Problem to solve ->
Print all the entries verbatim.

Records for this task ->
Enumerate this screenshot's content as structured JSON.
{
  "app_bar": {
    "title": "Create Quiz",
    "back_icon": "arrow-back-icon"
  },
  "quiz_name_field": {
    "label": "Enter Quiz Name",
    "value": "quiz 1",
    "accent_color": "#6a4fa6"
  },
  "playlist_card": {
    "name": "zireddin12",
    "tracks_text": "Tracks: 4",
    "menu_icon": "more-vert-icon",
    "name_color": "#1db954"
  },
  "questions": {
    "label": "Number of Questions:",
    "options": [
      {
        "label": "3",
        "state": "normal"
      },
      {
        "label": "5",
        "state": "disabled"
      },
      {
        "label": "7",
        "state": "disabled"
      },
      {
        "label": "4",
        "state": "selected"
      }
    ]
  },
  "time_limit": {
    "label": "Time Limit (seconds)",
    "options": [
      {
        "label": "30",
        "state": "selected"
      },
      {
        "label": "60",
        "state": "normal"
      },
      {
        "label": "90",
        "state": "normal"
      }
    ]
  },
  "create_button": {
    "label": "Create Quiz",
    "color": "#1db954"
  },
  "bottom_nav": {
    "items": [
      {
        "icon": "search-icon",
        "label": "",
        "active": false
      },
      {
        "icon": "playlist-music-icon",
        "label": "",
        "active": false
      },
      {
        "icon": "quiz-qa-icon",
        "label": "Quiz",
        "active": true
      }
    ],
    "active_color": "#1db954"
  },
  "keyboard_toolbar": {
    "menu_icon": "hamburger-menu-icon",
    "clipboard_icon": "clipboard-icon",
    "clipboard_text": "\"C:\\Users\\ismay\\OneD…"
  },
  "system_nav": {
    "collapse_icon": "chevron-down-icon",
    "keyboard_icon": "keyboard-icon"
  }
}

Solution to the problem ->
Enumerate this screenshot's content as structured JSON.
{
  "app_bar": {
    "title": "Create Quiz",
    "back_icon": "arrow-back-icon"
  },
  "quiz_name_field": {
    "label": "Enter Quiz Name",
    "value": "quiz 1",
    "accent_color": "#6a4fa6"
  },
  "playlist_card": {
    "name": "zireddin12",
    "tracks_text": "Tracks: 4",
    "menu_icon": "more-vert-icon",
    "name_color": "#1db954"
  },
  "questions": {
    "label": "Number of Questions:",
    "options": [
      {
        "label": "3",
        "state": "normal"
      },
      {
        "label": "5",
        "state": "disabled"
      },
      {
        "label": "7",
        "state": "disabled"
      },
      {
        "label": "4",
        "state": "selected"
      }
    ]
  },
  "time_limit": {
    "label": "Time Limit (seconds)",
    "options": [
      {
        "label": "30",
        "state": "selected"
      },
      {
        "label": "60",
        "state": "normal"
      },
      {
        "label": "90",
        "state": "normal"
      }
    ]
  },
  "create_button": {
    "label": "Create Quiz",
    "color": "#1db954"
  },
  "bottom_nav": {
    "items": [
      {
        "icon": "search-icon",
        "label": "",
        "active": false
      },
      {
        "icon": "playlist-music-icon",
        "label": "",
        "active": false
      },
      {
        "icon": "quiz-qa-icon",
        "label": "Quiz",
        "active": true
      }
    ],
    "active_color": "#1db954"
  },
  "keyboard_toolbar": {
    "menu_icon": "hamburger-menu-icon",
    "clipboard_icon": "clipboard-icon",
    "clipboard_text": "\"C:\\Users\\ismay\\OneD…"
  },
  "system_nav": {
    "collapse_icon": "chevron-down-icon",
    "keyboard_icon": "keyboard-icon"
  }
}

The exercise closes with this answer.